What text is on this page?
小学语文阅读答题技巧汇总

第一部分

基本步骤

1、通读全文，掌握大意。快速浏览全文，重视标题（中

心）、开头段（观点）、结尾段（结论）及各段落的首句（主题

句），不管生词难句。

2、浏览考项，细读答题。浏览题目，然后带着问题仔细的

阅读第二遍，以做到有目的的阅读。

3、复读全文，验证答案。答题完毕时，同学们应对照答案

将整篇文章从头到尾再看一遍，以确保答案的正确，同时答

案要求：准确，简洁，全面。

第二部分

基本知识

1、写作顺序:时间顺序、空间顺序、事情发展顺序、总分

:::::

=== Problem requirements ===
Reproduce every line of the material above exactly.

=== Task response ===
What text is on this page?
小学语文阅读答题技巧汇总

第一部分

基本步骤

1、通读全文，掌握大意。快速浏览全文，重视标题（中

心）、开头段（观点）、结尾段（结论）及各段落的首句（主题

句），不管生词难句。

2、浏览考项，细读答题。浏览题目，然后带着问题仔细的

阅读第二遍，以做到有目的的阅读。

3、复读全文，验证答案。答题完毕时，同学们应对照答案

将整篇文章从头到尾再看一遍，以确保答案的正确，同时答

案要求：准确，简洁，全面。

第二部分

基本知识

1、写作顺序:时间顺序、空间顺序、事情发展顺序、总分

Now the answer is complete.